● **Page excerpt**
● ● ● ● ● ● ●

Ah, I have started referring to those who see themselves as the white saviors of the land by tweaking some words they often use. Even though a one one-time devotee to the white supremacy movement has strongly urged people to never use the alternative labels for white supremacy - alas I found a way to corrupt their labeling preference. He said that all the labels like alt-right and nativists - for example - are labels white supremacist have put out there to soften what they are. They want us to use their words to cover up who they are: white supremacists.
After he laid out his history in and then his movement away from white supremacy thought and life, I considered putting his suggestion into my working vocabulary. So I have been using white supremacist much more. But now, I found my way to confront the beast of white supremacy and their racist antics by pointing out the power that keeps it alive. Therefore, my substitutes for white supremacy will be the alt-f(right). A similar change will work well for the religious folk who have an interesting way of making their faith white, exclusive, judgmental, and accusatory: the christian r(fright). The power of fear is great - but it is not the final word (read the Hebrew and Christian Scriptures).

● ● ● ● ● ● ●

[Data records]
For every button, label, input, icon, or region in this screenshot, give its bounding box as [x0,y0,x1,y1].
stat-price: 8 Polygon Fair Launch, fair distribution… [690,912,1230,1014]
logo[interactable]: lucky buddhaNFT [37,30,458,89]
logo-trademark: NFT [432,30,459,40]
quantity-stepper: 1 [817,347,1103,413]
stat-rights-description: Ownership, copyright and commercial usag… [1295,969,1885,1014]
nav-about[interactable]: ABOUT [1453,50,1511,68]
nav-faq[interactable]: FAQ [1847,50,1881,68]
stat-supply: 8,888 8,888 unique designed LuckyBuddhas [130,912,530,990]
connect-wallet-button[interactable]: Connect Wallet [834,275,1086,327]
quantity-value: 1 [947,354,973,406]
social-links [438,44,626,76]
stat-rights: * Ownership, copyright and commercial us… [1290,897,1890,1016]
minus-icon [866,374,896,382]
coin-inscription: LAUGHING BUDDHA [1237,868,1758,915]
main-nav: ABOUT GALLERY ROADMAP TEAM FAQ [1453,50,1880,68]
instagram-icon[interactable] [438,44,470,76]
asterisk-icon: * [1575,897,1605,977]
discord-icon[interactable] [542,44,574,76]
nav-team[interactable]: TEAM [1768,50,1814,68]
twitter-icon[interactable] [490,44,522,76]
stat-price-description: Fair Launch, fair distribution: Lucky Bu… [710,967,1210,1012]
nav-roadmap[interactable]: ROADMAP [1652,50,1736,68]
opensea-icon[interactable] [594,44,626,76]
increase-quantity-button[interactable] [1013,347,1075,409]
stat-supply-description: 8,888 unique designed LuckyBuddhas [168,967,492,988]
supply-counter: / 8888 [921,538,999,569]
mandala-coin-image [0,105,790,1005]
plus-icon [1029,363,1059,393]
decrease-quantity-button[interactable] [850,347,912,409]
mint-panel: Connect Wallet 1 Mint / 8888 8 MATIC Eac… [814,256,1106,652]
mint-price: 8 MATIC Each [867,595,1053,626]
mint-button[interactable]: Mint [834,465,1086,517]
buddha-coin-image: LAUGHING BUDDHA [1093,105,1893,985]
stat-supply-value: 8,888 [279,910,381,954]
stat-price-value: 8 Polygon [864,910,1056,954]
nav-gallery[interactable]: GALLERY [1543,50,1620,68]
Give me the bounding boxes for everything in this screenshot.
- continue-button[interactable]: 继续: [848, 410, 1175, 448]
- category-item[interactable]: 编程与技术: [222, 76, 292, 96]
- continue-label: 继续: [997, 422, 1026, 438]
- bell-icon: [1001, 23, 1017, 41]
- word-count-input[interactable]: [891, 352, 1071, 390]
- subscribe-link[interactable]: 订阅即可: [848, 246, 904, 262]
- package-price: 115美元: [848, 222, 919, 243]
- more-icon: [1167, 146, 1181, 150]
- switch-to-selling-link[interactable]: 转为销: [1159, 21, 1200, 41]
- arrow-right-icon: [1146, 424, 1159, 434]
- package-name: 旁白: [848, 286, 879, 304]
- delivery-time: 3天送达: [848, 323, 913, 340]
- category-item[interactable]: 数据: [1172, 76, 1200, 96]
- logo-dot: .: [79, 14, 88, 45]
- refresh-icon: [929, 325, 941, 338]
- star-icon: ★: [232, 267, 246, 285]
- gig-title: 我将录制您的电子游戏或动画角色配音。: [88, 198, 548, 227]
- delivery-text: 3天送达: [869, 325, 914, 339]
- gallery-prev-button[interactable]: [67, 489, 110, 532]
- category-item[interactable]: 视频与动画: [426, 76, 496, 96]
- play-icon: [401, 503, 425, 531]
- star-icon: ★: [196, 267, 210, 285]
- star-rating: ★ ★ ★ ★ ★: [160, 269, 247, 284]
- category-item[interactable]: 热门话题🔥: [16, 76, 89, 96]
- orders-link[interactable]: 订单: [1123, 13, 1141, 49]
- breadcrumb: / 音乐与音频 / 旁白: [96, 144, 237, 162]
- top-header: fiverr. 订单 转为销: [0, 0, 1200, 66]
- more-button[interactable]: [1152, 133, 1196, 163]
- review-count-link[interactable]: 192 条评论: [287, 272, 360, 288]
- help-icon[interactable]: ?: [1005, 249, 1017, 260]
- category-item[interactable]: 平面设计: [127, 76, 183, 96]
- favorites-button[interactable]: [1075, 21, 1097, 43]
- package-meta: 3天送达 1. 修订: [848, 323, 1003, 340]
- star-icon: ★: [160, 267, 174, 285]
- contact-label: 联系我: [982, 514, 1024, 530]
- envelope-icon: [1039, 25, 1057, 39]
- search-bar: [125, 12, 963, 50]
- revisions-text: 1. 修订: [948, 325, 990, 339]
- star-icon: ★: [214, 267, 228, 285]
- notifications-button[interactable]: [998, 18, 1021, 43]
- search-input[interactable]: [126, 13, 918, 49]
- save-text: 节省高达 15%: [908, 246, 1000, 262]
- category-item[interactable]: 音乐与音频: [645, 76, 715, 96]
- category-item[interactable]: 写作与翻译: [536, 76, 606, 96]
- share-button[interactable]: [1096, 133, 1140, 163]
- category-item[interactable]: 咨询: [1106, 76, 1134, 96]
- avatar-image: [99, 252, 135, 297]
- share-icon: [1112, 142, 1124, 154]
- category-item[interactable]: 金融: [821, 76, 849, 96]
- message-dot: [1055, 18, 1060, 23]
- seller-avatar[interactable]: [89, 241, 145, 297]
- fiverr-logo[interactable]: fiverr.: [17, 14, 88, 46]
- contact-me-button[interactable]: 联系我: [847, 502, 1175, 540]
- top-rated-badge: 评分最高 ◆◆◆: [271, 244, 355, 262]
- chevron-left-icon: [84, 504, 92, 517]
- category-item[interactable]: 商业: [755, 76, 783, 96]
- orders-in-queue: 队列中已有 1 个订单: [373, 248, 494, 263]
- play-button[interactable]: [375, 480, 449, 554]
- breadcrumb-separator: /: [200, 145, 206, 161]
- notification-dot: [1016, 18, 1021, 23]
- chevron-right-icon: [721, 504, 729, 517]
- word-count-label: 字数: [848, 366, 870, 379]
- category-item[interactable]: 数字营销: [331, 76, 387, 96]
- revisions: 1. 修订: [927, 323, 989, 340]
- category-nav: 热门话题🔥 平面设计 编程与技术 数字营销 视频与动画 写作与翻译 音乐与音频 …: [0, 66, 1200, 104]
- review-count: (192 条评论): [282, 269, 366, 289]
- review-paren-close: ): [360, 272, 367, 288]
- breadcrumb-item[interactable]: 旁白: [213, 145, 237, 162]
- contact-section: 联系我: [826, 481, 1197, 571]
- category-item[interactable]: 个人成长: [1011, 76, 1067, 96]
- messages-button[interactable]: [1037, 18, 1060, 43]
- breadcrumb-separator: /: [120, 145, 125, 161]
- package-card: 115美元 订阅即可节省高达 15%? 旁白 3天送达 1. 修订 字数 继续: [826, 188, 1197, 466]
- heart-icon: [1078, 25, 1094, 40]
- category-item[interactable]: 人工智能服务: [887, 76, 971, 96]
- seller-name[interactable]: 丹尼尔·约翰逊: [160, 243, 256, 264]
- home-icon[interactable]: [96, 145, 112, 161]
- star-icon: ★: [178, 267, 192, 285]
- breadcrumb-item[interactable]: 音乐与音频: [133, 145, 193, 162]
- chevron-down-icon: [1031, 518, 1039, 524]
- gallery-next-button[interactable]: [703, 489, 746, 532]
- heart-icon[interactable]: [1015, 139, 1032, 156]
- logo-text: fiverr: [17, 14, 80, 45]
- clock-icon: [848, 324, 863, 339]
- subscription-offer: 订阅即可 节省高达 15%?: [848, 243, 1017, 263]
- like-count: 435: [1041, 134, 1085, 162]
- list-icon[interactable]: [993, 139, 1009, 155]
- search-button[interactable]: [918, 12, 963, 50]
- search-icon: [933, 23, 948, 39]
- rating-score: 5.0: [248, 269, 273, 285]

● ● ● ● ● ● ●

● **Requirements**
a. Please answer these questions about the post on white supremacy labels:
(i) Which labels did the one-time devotee name as examples of terms white supremacists put out to soften what they are?
(ii) What substitute for white supremacy does the writer settle on?
(iii) What term does the writer give the religious folk who make their faith white, exclusive, judgmental, and accusatory?
b. Revise the post on white supremacy labels, giving again the part that opens with the words "Ah, I have started" and closes with "are: white supremacists.", with "devotee" changed to "follower".
c. Sum up the post on white supremacy labels in two sentences.

● **Responses by task**
a.
(i) Alt-right and nativists.
(ii) The alt-f(right).
(iii) The christian r(fright).

b.
Ah, I have started referring to those who see themselves as the white saviors of the land by tweaking some words they often use. Even though a one one-time follower to the white supremacy movement has strongly urged people to never use the alternative labels for white supremacy - alas I found a way to corrupt their labeling preference. He said that all the labels like alt-right and nativists - for example - are labels white supremacist have put out there to soften what they are. They want us to use their words to cover up who they are: white supremacists.

c. A one-time devotee to the white supremacy movement urged people not to use softening labels such as alt-right and nativists but to call them white supremacists, and the writer has been using that term much more. Now the writer will call them the alt-f(right) and call religious folk who make their faith white, exclusive, judgmental, and accusatory the christian r(fright), holding that the power of fear is great but not the final word.